═══ TEXTO FORNECIDO ═══

Tudo isto foi e, às vezes, ainda é verdade. Como foi e é que não podemos desistir – nunca – de criar mais riqueza, mais igualdade, mais coesão distribuindo essa riqueza com mais justiça.

Porque só isso nos permite e permitirá podermos ter e continuar a ter a projeção no mundo que é o nosso designo nacional. É a nossa vocação de sempre: fazermos pontes, sermos plataforma entre oceanos, continentes, culturas e povos.

Outros há, e haverá, que são e serão mais ricos do que nós e mais coesos que nós. Mas com línguas que poucos conhecem, incapazes de compreenderem o mundo, de o tocarem e de o influenciarem mesmo aquele mundo que está mesmo à beira da sua porta.

═══ DADOS FORNECIDOS ═══

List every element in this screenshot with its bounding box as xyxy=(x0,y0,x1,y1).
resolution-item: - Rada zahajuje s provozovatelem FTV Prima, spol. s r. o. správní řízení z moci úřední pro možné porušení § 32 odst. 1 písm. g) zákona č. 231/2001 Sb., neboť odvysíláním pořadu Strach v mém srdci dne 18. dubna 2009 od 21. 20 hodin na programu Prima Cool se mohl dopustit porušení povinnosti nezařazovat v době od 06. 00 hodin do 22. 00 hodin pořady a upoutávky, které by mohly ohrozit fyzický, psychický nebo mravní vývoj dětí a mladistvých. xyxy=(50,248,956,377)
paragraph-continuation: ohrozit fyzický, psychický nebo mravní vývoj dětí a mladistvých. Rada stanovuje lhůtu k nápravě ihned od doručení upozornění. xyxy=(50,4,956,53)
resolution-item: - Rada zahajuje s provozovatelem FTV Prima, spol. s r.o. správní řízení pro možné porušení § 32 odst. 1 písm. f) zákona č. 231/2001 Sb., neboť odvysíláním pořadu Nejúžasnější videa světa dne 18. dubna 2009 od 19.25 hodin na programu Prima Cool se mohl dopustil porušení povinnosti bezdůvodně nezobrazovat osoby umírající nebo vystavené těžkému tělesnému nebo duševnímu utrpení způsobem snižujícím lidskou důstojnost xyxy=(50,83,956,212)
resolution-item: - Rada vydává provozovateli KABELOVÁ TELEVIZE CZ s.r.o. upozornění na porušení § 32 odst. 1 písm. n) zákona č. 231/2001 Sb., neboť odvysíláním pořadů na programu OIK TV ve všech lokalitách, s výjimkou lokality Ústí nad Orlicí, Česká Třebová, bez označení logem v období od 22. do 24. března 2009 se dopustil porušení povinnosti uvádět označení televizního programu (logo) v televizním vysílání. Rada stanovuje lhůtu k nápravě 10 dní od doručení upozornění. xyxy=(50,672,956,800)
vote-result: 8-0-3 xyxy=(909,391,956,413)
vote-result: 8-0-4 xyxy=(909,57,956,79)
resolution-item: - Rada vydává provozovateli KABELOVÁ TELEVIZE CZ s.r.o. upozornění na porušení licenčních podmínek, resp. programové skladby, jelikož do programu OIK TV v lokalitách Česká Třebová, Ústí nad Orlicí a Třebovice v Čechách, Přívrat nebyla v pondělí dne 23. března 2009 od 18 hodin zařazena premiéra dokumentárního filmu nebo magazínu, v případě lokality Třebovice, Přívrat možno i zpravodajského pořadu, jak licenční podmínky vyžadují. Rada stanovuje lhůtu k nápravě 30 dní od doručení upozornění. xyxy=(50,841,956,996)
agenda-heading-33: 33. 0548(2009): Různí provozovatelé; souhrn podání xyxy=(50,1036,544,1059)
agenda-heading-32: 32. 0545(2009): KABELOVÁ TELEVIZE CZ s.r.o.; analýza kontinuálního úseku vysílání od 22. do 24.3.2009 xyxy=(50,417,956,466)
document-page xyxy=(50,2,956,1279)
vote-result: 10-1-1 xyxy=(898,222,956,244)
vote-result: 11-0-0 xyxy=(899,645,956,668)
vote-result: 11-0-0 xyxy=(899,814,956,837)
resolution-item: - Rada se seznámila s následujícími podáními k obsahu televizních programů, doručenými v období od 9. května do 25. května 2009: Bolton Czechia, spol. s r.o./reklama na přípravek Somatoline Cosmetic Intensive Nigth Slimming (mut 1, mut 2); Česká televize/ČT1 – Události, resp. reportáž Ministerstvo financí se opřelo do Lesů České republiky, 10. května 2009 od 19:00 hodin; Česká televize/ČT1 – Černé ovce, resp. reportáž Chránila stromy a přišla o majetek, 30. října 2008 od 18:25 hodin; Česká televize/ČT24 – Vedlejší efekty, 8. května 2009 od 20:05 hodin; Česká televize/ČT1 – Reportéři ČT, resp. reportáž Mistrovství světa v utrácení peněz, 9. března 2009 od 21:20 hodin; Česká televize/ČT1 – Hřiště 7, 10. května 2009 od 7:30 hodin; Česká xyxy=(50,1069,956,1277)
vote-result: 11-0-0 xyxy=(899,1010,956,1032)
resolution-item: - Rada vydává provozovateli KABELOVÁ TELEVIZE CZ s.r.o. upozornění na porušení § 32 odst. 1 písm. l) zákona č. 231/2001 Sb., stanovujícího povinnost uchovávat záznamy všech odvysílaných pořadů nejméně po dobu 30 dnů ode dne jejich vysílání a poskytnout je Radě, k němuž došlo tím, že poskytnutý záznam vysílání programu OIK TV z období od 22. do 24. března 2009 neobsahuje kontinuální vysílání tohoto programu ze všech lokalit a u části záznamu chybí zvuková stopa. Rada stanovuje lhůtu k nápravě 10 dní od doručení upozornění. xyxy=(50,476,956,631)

═══

**O QUE FAZER**
1) Segundo o texto fornecido, qual é a nossa vocação de sempre?
2) Copie fielmente o trecho do texto fornecido que começa em "Porque só isso" e termina em "da sua porta.".

**RESPOSTAS**
1) Fazermos pontes, sermos plataforma entre oceanos, continentes, culturas e povos.

2)
Porque só isso nos permite e permitirá podermos ter e continuar a ter a projeção no mundo que é o nosso designo nacional. É a nossa vocação de sempre: fazermos pontes, sermos plataforma entre oceanos, continentes, culturas e povos.

Outros há, e haverá, que são e serão mais ricos do que nós e mais coesos que nós. Mas com línguas que poucos conhecem, incapazes de compreenderem o mundo, de o tocarem e de o influenciarem mesmo aquele mundo que está mesmo à beira da sua porta.